▶ _Exercise details_: Narrow the data below down to the lines containing "JSON".

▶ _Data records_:
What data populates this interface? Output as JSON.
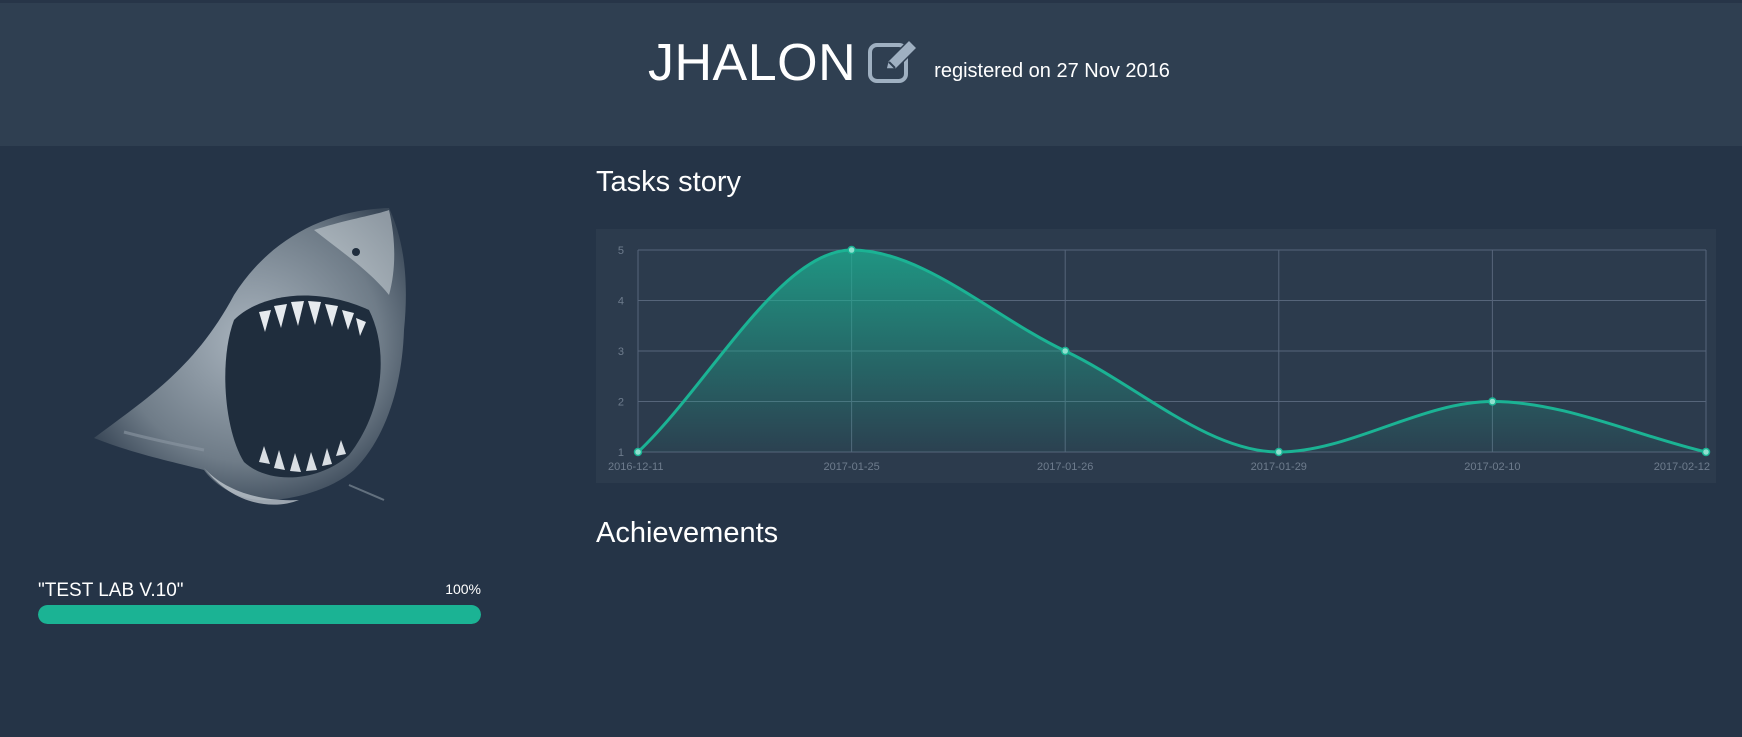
{
  "profile": {
    "username": "JHALON",
    "registered": "registered on 27 Nov 2016",
    "edit_icon": "edit-icon",
    "avatar": "shark-avatar-image"
  },
  "progress": {
    "title": "\"TEST LAB V.10\"",
    "percent_label": "100%",
    "value": 100,
    "color": "#1bb394"
  },
  "sections": {
    "tasks_story": "Tasks story",
    "achievements": "Achievements"
  },
  "chart_data": {
    "type": "line",
    "categories": [
      "2016-12-11",
      "2017-01-25",
      "2017-01-26",
      "2017-01-29",
      "2017-02-10",
      "2017-02-12"
    ],
    "series": [
      {
        "values": [
          1,
          5,
          3,
          1,
          2,
          1
        ]
      }
    ],
    "yticks": [
      1,
      2,
      3,
      4,
      5
    ],
    "ylim": [
      1,
      5
    ],
    "grid": true,
    "smooth": true,
    "fill": "area",
    "line_color": "#1bb394",
    "title": "",
    "xlabel": "",
    "ylabel": ""
  },
  "colors": {
    "background": "#253447",
    "header": "#2f3f51",
    "chart_background": "#2c3b4d",
    "accent": "#1bb394"
  }
}
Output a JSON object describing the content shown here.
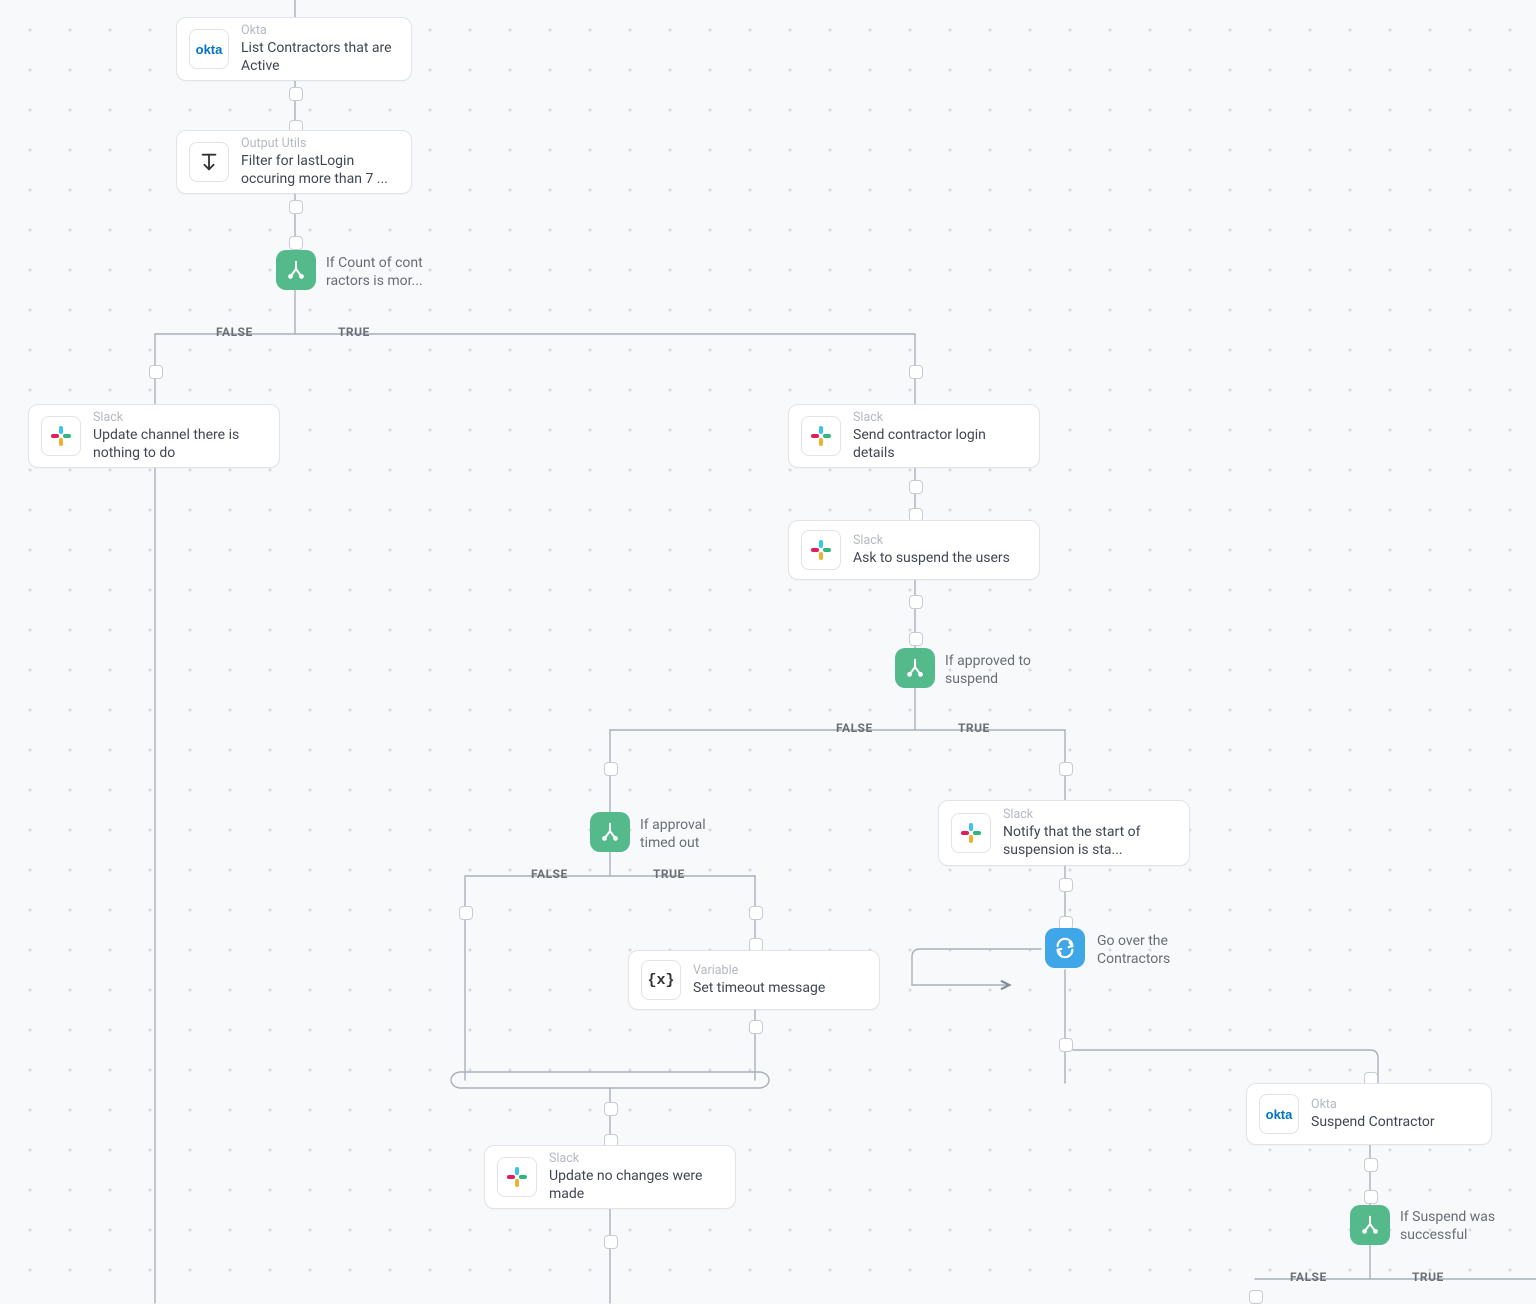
{
  "branch": {
    "true": "TRUE",
    "false": "FALSE"
  },
  "n_okta1": {
    "svc": "Okta",
    "title": "List Contractors that are Active"
  },
  "n_filter": {
    "svc": "Output Utils",
    "title": "Filter for lastLogin occuring more than 7 ..."
  },
  "c_count": {
    "title": "If Count of cont ractors is mor..."
  },
  "n_nothing": {
    "svc": "Slack",
    "title": "Update channel there is nothing to do"
  },
  "n_senddet": {
    "svc": "Slack",
    "title": "Send contractor login details"
  },
  "n_ask": {
    "svc": "Slack",
    "title": "Ask to suspend the users"
  },
  "c_approved": {
    "title": "If approved to suspend"
  },
  "c_timeout": {
    "title": "If approval timed out"
  },
  "n_notify": {
    "svc": "Slack",
    "title": "Notify that the start of suspension is sta..."
  },
  "n_settimeout": {
    "svc": "Variable",
    "title": "Set timeout message"
  },
  "loop_over": {
    "title": "Go over the Contractors"
  },
  "n_nochanges": {
    "svc": "Slack",
    "title": "Update no changes were made"
  },
  "n_suspend": {
    "svc": "Okta",
    "title": "Suspend Contractor"
  },
  "c_suspendok": {
    "title": "If Suspend was successful"
  },
  "okta_text": "okta"
}
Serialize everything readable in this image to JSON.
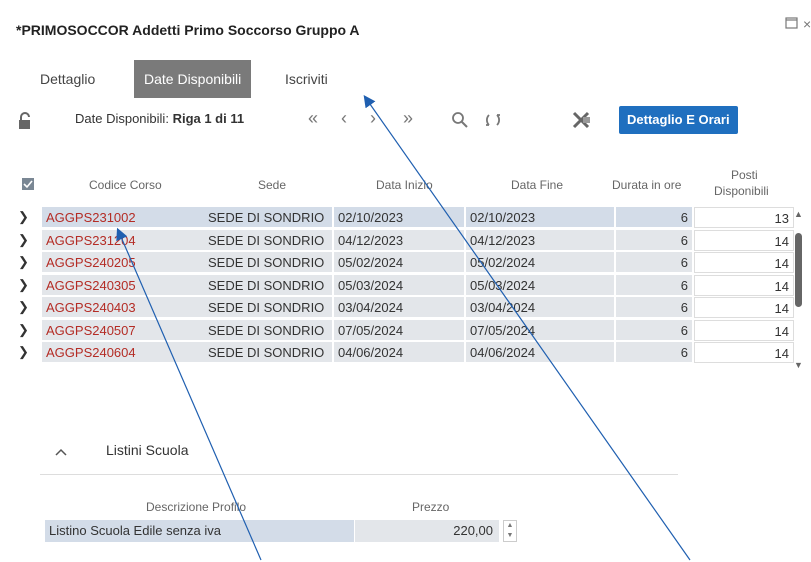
{
  "window": {
    "title": "*PRIMOSOCCOR Addetti Primo Soccorso Gruppo A"
  },
  "tabs": [
    "Dettaglio",
    "Date Disponibili",
    "Iscriviti"
  ],
  "toolbar": {
    "label": "Date Disponibili:",
    "row_info": "Riga 1 di 11",
    "detail_button": "Dettaglio E Orari"
  },
  "table": {
    "headers": [
      "Codice Corso",
      "Sede",
      "Data Inizio",
      "Data Fine",
      "Durata in ore",
      "Posti",
      "Disponibili"
    ],
    "rows": [
      [
        "AGGPS231002",
        "SEDE DI SONDRIO",
        "02/10/2023",
        "02/10/2023",
        "6",
        "13"
      ],
      [
        "AGGPS231204",
        "SEDE DI SONDRIO",
        "04/12/2023",
        "04/12/2023",
        "6",
        "14"
      ],
      [
        "AGGPS240205",
        "SEDE DI SONDRIO",
        "05/02/2024",
        "05/02/2024",
        "6",
        "14"
      ],
      [
        "AGGPS240305",
        "SEDE DI SONDRIO",
        "05/03/2024",
        "05/03/2024",
        "6",
        "14"
      ],
      [
        "AGGPS240403",
        "SEDE DI SONDRIO",
        "03/04/2024",
        "03/04/2024",
        "6",
        "14"
      ],
      [
        "AGGPS240507",
        "SEDE DI SONDRIO",
        "07/05/2024",
        "07/05/2024",
        "6",
        "14"
      ],
      [
        "AGGPS240604",
        "SEDE DI SONDRIO",
        "04/06/2024",
        "04/06/2024",
        "6",
        "14"
      ]
    ]
  },
  "listini": {
    "title": "Listini Scuola",
    "headers": [
      "Descrizione Profilo",
      "Prezzo"
    ],
    "row": [
      "Listino Scuola Edile senza iva",
      "220,00"
    ]
  },
  "icons": {
    "lock": "unlock-icon",
    "first": "«",
    "prev": "‹",
    "next": "›",
    "last": "»",
    "search": "search-icon",
    "refresh": "refresh-icon",
    "excel": "excel-icon"
  },
  "colors": {
    "accent": "#1f6fbf",
    "active_tab": "#7a7a7a",
    "code_text": "#b42c25",
    "row_bg": "#e3e6ea",
    "selected_row_bg": "#d3dce8"
  }
}
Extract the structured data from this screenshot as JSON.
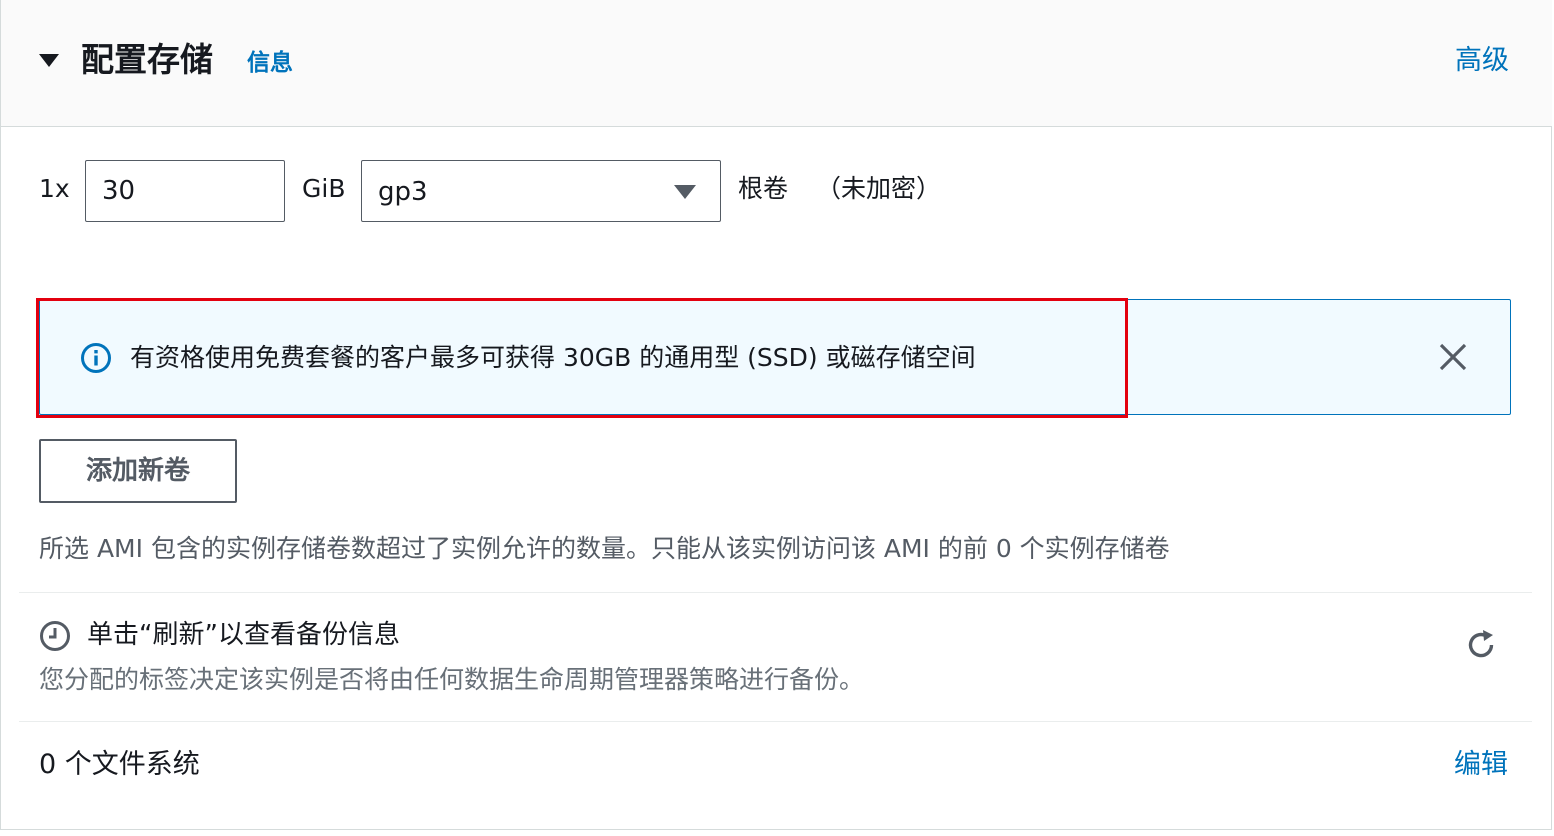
{
  "section": {
    "title": "配置存储",
    "info_link": "信息",
    "advanced_link": "高级"
  },
  "volume": {
    "multiplier": "1x",
    "size_value": "30",
    "size_unit": "GiB",
    "volume_type": "gp3",
    "root_label": "根卷",
    "encryption_label": "（未加密）"
  },
  "alert": {
    "message": "有资格使用免费套餐的客户最多可获得 30GB 的通用型 (SSD) 或磁存储空间",
    "icon": "info-icon",
    "close_icon": "close-icon"
  },
  "actions": {
    "add_volume_label": "添加新卷"
  },
  "ami_note": "所选 AMI 包含的实例存储卷数超过了实例允许的数量。只能从该实例访问该 AMI 的前 0 个实例存储卷",
  "backup": {
    "title": "单击“刷新”以查看备份信息",
    "description": "您分配的标签决定该实例是否将由任何数据生命周期管理器策略进行备份。",
    "icon": "clock-icon",
    "refresh_icon": "refresh-icon"
  },
  "file_systems": {
    "count_label": "0 个文件系统",
    "edit_link": "编辑"
  },
  "colors": {
    "link": "#0073bb",
    "alert_bg": "#f1faff",
    "highlight": "#e3000f",
    "header_bg": "#fafafa"
  }
}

▶ _Full output_:
What data populates this interface? Output as JSON.
Output a JSON object describing the content shown here.
Serialize everything readable in this image to JSON.
Extract the structured data from this screenshot as JSON.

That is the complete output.